SET PROBLEM:
Print all of the data exactly as written.

-------- PROVIDED RECORDS --------

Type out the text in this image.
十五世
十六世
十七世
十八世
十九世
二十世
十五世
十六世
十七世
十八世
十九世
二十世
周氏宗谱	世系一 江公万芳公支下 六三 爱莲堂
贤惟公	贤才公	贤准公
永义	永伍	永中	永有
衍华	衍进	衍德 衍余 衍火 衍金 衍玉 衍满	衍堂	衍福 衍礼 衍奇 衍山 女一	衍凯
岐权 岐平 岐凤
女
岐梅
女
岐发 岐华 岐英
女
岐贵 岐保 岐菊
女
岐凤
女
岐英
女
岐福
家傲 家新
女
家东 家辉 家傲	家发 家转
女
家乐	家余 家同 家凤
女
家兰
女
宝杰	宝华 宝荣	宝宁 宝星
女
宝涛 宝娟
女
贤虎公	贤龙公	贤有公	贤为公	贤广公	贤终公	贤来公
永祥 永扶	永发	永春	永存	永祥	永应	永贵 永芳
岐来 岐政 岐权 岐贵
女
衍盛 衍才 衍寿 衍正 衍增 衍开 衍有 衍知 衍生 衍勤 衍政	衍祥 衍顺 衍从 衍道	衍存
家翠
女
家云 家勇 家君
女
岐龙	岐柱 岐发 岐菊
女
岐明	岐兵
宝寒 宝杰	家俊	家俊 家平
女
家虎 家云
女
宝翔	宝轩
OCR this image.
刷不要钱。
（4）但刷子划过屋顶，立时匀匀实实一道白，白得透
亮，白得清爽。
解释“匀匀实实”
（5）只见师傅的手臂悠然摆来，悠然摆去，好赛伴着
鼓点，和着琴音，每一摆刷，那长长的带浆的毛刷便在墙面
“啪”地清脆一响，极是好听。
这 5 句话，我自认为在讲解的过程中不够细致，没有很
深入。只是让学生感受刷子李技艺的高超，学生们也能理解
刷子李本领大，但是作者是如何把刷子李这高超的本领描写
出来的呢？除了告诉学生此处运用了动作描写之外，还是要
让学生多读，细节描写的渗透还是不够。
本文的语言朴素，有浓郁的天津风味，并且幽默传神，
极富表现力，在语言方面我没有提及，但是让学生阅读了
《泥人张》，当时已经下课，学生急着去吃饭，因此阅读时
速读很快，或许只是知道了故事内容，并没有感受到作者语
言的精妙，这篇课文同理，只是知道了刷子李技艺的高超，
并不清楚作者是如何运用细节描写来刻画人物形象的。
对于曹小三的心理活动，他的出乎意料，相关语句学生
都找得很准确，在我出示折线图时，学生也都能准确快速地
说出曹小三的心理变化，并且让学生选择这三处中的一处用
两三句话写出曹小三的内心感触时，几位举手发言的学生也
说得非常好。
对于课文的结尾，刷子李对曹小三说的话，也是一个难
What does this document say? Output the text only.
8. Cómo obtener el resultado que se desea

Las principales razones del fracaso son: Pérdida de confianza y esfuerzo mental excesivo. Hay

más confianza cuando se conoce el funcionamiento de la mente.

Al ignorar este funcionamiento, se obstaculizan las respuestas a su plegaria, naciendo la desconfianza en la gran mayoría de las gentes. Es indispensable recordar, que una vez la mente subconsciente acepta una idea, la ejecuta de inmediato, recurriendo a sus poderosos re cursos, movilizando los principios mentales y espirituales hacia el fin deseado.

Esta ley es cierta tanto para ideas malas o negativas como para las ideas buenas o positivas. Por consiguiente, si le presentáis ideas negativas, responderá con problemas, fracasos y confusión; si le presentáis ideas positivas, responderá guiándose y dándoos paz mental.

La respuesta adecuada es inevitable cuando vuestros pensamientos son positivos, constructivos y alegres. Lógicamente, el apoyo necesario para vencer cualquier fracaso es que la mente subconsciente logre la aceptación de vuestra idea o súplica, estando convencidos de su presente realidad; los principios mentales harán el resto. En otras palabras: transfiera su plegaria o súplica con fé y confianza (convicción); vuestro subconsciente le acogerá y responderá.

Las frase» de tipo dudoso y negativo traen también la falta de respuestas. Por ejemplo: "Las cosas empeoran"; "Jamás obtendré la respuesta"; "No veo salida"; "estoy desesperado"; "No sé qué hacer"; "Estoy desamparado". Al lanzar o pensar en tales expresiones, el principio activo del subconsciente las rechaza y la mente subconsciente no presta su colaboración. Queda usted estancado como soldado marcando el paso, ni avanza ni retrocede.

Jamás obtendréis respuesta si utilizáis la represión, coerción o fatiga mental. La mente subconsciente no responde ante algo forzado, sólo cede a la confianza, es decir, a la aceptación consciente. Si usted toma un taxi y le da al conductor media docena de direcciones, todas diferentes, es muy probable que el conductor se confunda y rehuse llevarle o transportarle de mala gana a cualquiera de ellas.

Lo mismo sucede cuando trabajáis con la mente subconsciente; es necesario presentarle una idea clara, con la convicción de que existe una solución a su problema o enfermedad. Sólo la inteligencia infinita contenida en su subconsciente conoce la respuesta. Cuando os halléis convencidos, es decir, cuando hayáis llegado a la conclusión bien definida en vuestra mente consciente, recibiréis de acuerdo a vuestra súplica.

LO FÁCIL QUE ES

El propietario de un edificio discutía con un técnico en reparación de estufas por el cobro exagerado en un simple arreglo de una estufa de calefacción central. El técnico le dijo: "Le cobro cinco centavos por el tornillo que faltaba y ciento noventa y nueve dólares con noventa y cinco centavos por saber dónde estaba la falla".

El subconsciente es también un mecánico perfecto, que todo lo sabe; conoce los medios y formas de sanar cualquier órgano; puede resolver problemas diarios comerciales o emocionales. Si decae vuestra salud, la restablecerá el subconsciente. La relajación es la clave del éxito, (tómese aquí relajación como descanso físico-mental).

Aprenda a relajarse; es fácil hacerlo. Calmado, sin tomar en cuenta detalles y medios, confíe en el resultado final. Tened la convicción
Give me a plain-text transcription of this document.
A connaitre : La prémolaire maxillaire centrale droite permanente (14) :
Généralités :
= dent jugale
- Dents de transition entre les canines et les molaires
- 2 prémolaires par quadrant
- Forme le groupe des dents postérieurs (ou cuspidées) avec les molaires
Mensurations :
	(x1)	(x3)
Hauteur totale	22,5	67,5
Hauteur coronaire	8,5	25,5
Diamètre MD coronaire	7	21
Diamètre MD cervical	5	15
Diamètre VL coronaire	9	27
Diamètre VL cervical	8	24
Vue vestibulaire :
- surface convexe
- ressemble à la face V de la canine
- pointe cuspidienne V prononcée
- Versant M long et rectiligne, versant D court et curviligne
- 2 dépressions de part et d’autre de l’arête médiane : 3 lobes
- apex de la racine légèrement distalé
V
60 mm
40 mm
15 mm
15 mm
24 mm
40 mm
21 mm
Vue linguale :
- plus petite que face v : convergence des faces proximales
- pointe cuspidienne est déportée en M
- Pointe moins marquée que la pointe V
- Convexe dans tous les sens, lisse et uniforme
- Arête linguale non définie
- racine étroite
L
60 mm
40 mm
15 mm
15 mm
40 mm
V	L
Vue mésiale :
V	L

--------

WRITTEN SOLUTION:
Type out the text in this image.
十五世
十六世
十七世
十八世
十九世
二十世
十五世
十六世
十七世
十八世
十九世
二十世
周氏宗谱	世系一 江公万芳公支下 六三 爱莲堂
贤惟公	贤才公	贤准公
永义	永伍	永中	永有
衍华	衍进	衍德 衍余 衍火 衍金 衍玉 衍满	衍堂	衍福 衍礼 衍奇 衍山 女一	衍凯
岐权 岐平 岐凤
女
岐梅
女
岐发 岐华 岐英
女
岐贵 岐保 岐菊
女
岐凤
女
岐英
女
岐福
家傲 家新
女
家东 家辉 家傲	家发 家转
女
家乐	家余 家同 家凤
女
家兰
女
宝杰	宝华 宝荣	宝宁 宝星
女
宝涛 宝娟
女
贤虎公	贤龙公	贤有公	贤为公	贤广公	贤终公	贤来公
永祥 永扶	永发	永春	永存	永祥	永应	永贵 永芳
岐来 岐政 岐权 岐贵
女
衍盛 衍才 衍寿 衍正 衍增 衍开 衍有 衍知 衍生 衍勤 衍政	衍祥 衍顺 衍从 衍道	衍存
家翠
女
家云 家勇 家君
女
岐龙	岐柱 岐发 岐菊
女
岐明	岐兵
宝寒 宝杰	家俊	家俊 家平
女
家虎 家云
女
宝翔	宝轩
OCR this image.
刷不要钱。
（4）但刷子划过屋顶，立时匀匀实实一道白，白得透
亮，白得清爽。
解释“匀匀实实”
（5）只见师傅的手臂悠然摆来，悠然摆去，好赛伴着
鼓点，和着琴音，每一摆刷，那长长的带浆的毛刷便在墙面
“啪”地清脆一响，极是好听。
这 5 句话，我自认为在讲解的过程中不够细致，没有很
深入。只是让学生感受刷子李技艺的高超，学生们也能理解
刷子李本领大，但是作者是如何把刷子李这高超的本领描写
出来的呢？除了告诉学生此处运用了动作描写之外，还是要
让学生多读，细节描写的渗透还是不够。
本文的语言朴素，有浓郁的天津风味，并且幽默传神，
极富表现力，在语言方面我没有提及，但是让学生阅读了
《泥人张》，当时已经下课，学生急着去吃饭，因此阅读时
速读很快，或许只是知道了故事内容，并没有感受到作者语
言的精妙，这篇课文同理，只是知道了刷子李技艺的高超，
并不清楚作者是如何运用细节描写来刻画人物形象的。
对于曹小三的心理活动，他的出乎意料，相关语句学生
都找得很准确，在我出示折线图时，学生也都能准确快速地
说出曹小三的心理变化，并且让学生选择这三处中的一处用
两三句话写出曹小三的内心感触时，几位举手发言的学生也
说得非常好。
对于课文的结尾，刷子李对曹小三说的话，也是一个难
What does this document say? Output the text only.
8. Cómo obtener el resultado que se desea

Las principales razones del fracaso son: Pérdida de confianza y esfuerzo mental excesivo. Hay

más confianza cuando se conoce el funcionamiento de la mente.

Al ignorar este funcionamiento, se obstaculizan las respuestas a su plegaria, naciendo la desconfianza en la gran mayoría de las gentes. Es indispensable recordar, que una vez la mente subconsciente acepta una idea, la ejecuta de inmediato, recurriendo a sus poderosos re cursos, movilizando los principios mentales y espirituales hacia el fin deseado.

Esta ley es cierta tanto para ideas malas o negativas como para las ideas buenas o positivas. Por consiguiente, si le presentáis ideas negativas, responderá con problemas, fracasos y confusión; si le presentáis ideas positivas, responderá guiándose y dándoos paz mental.

La respuesta adecuada es inevitable cuando vuestros pensamientos son positivos, constructivos y alegres. Lógicamente, el apoyo necesario para vencer cualquier fracaso es que la mente subconsciente logre la aceptación de vuestra idea o súplica, estando convencidos de su presente realidad; los principios mentales harán el resto. En otras palabras: transfiera su plegaria o súplica con fé y confianza (convicción); vuestro subconsciente le acogerá y responderá.

Las frase» de tipo dudoso y negativo traen también la falta de respuestas. Por ejemplo: "Las cosas empeoran"; "Jamás obtendré la respuesta"; "No veo salida"; "estoy desesperado"; "No sé qué hacer"; "Estoy desamparado". Al lanzar o pensar en tales expresiones, el principio activo del subconsciente las rechaza y la mente subconsciente no presta su colaboración. Queda usted estancado como soldado marcando el paso, ni avanza ni retrocede.

Jamás obtendréis respuesta si utilizáis la represión, coerción o fatiga mental. La mente subconsciente no responde ante algo forzado, sólo cede a la confianza, es decir, a la aceptación consciente. Si usted toma un taxi y le da al conductor media docena de direcciones, todas diferentes, es muy probable que el conductor se confunda y rehuse llevarle o transportarle de mala gana a cualquiera de ellas.

Lo mismo sucede cuando trabajáis con la mente subconsciente; es necesario presentarle una idea clara, con la convicción de que existe una solución a su problema o enfermedad. Sólo la inteligencia infinita contenida en su subconsciente conoce la respuesta. Cuando os halléis convencidos, es decir, cuando hayáis llegado a la conclusión bien definida en vuestra mente consciente, recibiréis de acuerdo a vuestra súplica.

LO FÁCIL QUE ES

El propietario de un edificio discutía con un técnico en reparación de estufas por el cobro exagerado en un simple arreglo de una estufa de calefacción central. El técnico le dijo: "Le cobro cinco centavos por el tornillo que faltaba y ciento noventa y nueve dólares con noventa y cinco centavos por saber dónde estaba la falla".

El subconsciente es también un mecánico perfecto, que todo lo sabe; conoce los medios y formas de sanar cualquier órgano; puede resolver problemas diarios comerciales o emocionales. Si decae vuestra salud, la restablecerá el subconsciente. La relajación es la clave del éxito, (tómese aquí relajación como descanso físico-mental).

Aprenda a relajarse; es fácil hacerlo. Calmado, sin tomar en cuenta detalles y medios, confíe en el resultado final. Tened la convicción
Give me a plain-text transcription of this document.
A connaitre : La prémolaire maxillaire centrale droite permanente (14) :
Généralités :
= dent jugale
- Dents de transition entre les canines et les molaires
- 2 prémolaires par quadrant
- Forme le groupe des dents postérieurs (ou cuspidées) avec les molaires
Mensurations :
	(x1)	(x3)
Hauteur totale	22,5	67,5
Hauteur coronaire	8,5	25,5
Diamètre MD coronaire	7	21
Diamètre MD cervical	5	15
Diamètre VL coronaire	9	27
Diamètre VL cervical	8	24
Vue vestibulaire :
- surface convexe
- ressemble à la face V de la canine
- pointe cuspidienne V prononcée
- Versant M long et rectiligne, versant D court et curviligne
- 2 dépressions de part et d’autre de l’arête médiane : 3 lobes
- apex de la racine légèrement distalé
V
60 mm
40 mm
15 mm
15 mm
24 mm
40 mm
21 mm
Vue linguale :
- plus petite que face v : convergence des faces proximales
- pointe cuspidienne est déportée en M
- Pointe moins marquée que la pointe V
- Convexe dans tous les sens, lisse et uniforme
- Arête linguale non définie
- racine étroite
L
60 mm
40 mm
15 mm
15 mm
40 mm
V	L
Vue mésiale :
V	L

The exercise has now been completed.